Source data
———
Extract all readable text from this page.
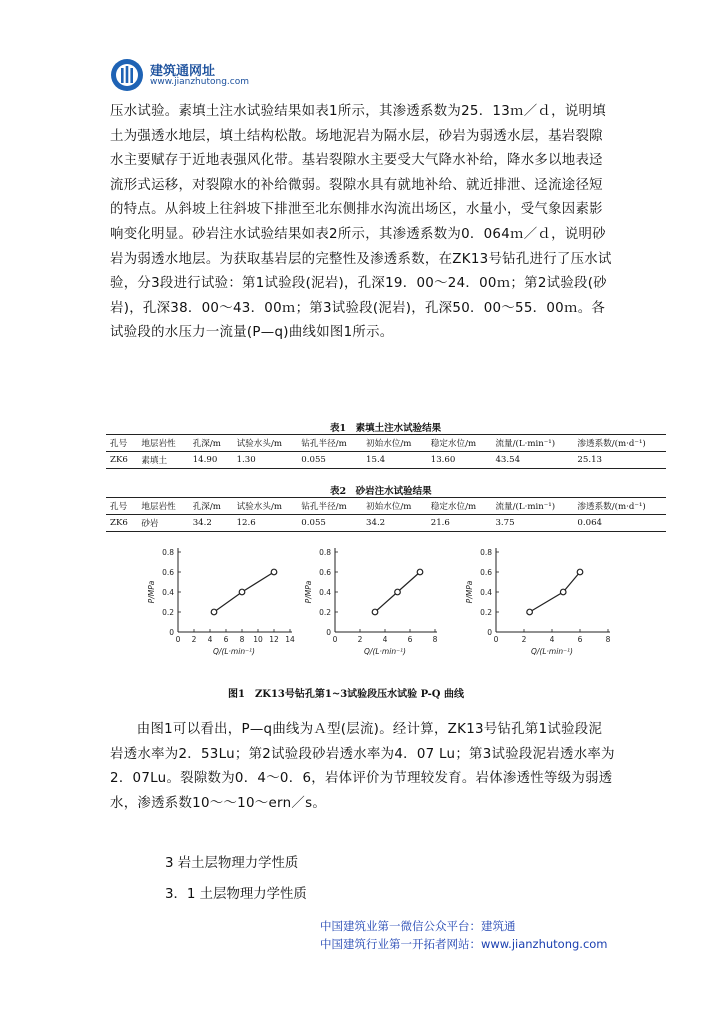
建筑通网址
www.jianzhutong.com

压水试验。素填土注水试验结果如表1所示，其渗透系数为25．13ｍ／ｄ，说明填土为强透水地层，填土结构松散。场地泥岩为隔水层，砂岩为弱透水层，基岩裂隙水主要赋存于近地表强风化带。基岩裂隙水主要受大气降水补给，降水多以地表迳流形式运移，对裂隙水的补给微弱。裂隙水具有就地补给、就近排泄、迳流途径短的特点。从斜坡上往斜坡下排泄至北东侧排水沟流出场区，水量小，受气象因素影响变化明显。砂岩注水试验结果如表2所示，其渗透系数为0．064ｍ／ｄ，说明砂岩为弱透水地层。为获取基岩层的完整性及渗透系数，在ZK13号钻孔进行了压水试验，分3段进行试验：第1试验段(泥岩)，孔深19．00～24．00ｍ；第2试验段(砂岩)，孔深38．00～43．00ｍ；第3试验段(泥岩)，孔深50．00～55．00ｍ。各试验段的水压力一流量(P—q)曲线如图1所示。

表1　素填土注水试验结果
孔号	地层岩性	孔深/m	试验水头/m	钻孔半径/m	初始水位/m	稳定水位/m	流量/(L·min⁻¹)	渗透系数/(m·d⁻¹)
ZK6	素填土	14.90	1.30	0.055	15.4	13.60	43.54	25.13
表2　砂岩注水试验结果
孔号	地层岩性	孔深/m	试验水头/m	钻孔半径/m	初始水位/m	稳定水位/m	流量/(L·min⁻¹)	渗透系数/(m·d⁻¹)
ZK6	砂岩	34.2	12.6	0.055	34.2	21.6	3.75	0.064
0
0.2
0.4
0.6
0.8
0 2 4 6 8 10 12 14
P/MPa
Q/(L·min⁻¹)
0
0.2
0.4
0.6
0.8
0	2	4	6	8
P/MPa
Q/(L·min⁻¹)
0
0.2
0.4
0.6
0.8
0	2	4	6	8
P/MPa
Q/(L·min⁻¹)
图1　ZK13号钻孔第1~3试验段压水试验 P-Q 曲线

由图1可以看出，P—q曲线为Ａ型(层流)。经计算，ZK13号钻孔第1试验段泥岩透水率为2．53Lu；第2试验段砂岩透水率为4．07 Lu；第3试验段泥岩透水率为2．07Lu。裂隙数为0．4～0．6，岩体评价为节理较发育。岩体渗透性等级为弱透水，渗透系数10～～10～ern／s。

3 岩土层物理力学性质

3．1 土层物理力学性质

中国建筑业第一微信公众平台：建筑通
中国建筑行业第一开拓者网站：www.jianzhutong.com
———
Task to carry out
Quote the entries in full. Any image among them is to be omitted from the copy.

Correct result
Extract all readable text from this page.
建筑通网址
www.jianzhutong.com

压水试验。素填土注水试验结果如表1所示，其渗透系数为25．13ｍ／ｄ，说明填土为强透水地层，填土结构松散。场地泥岩为隔水层，砂岩为弱透水层，基岩裂隙水主要赋存于近地表强风化带。基岩裂隙水主要受大气降水补给，降水多以地表迳流形式运移，对裂隙水的补给微弱。裂隙水具有就地补给、就近排泄、迳流途径短的特点。从斜坡上往斜坡下排泄至北东侧排水沟流出场区，水量小，受气象因素影响变化明显。砂岩注水试验结果如表2所示，其渗透系数为0．064ｍ／ｄ，说明砂岩为弱透水地层。为获取基岩层的完整性及渗透系数，在ZK13号钻孔进行了压水试验，分3段进行试验：第1试验段(泥岩)，孔深19．00～24．00ｍ；第2试验段(砂岩)，孔深38．00～43．00ｍ；第3试验段(泥岩)，孔深50．00～55．00ｍ。各试验段的水压力一流量(P—q)曲线如图1所示。

表1　素填土注水试验结果
孔号	地层岩性	孔深/m	试验水头/m	钻孔半径/m	初始水位/m	稳定水位/m	流量/(L·min⁻¹)	渗透系数/(m·d⁻¹)
ZK6	素填土	14.90	1.30	0.055	15.4	13.60	43.54	25.13
表2　砂岩注水试验结果
孔号	地层岩性	孔深/m	试验水头/m	钻孔半径/m	初始水位/m	稳定水位/m	流量/(L·min⁻¹)	渗透系数/(m·d⁻¹)
ZK6	砂岩	34.2	12.6	0.055	34.2	21.6	3.75	0.064
0
0.2
0.4
0.6
0.8
0 2 4 6 8 10 12 14
P/MPa
Q/(L·min⁻¹)
0
0.2
0.4
0.6
0.8
0	2	4	6	8
P/MPa
Q/(L·min⁻¹)
0
0.2
0.4
0.6
0.8
0	2	4	6	8
P/MPa
Q/(L·min⁻¹)
图1　ZK13号钻孔第1~3试验段压水试验 P-Q 曲线

由图1可以看出，P—q曲线为Ａ型(层流)。经计算，ZK13号钻孔第1试验段泥岩透水率为2．53Lu；第2试验段砂岩透水率为4．07 Lu；第3试验段泥岩透水率为2．07Lu。裂隙数为0．4～0．6，岩体评价为节理较发育。岩体渗透性等级为弱透水，渗透系数10～～10～ern／s。

3 岩土层物理力学性质

3．1 土层物理力学性质

中国建筑业第一微信公众平台：建筑通
中国建筑行业第一开拓者网站：www.jianzhutong.com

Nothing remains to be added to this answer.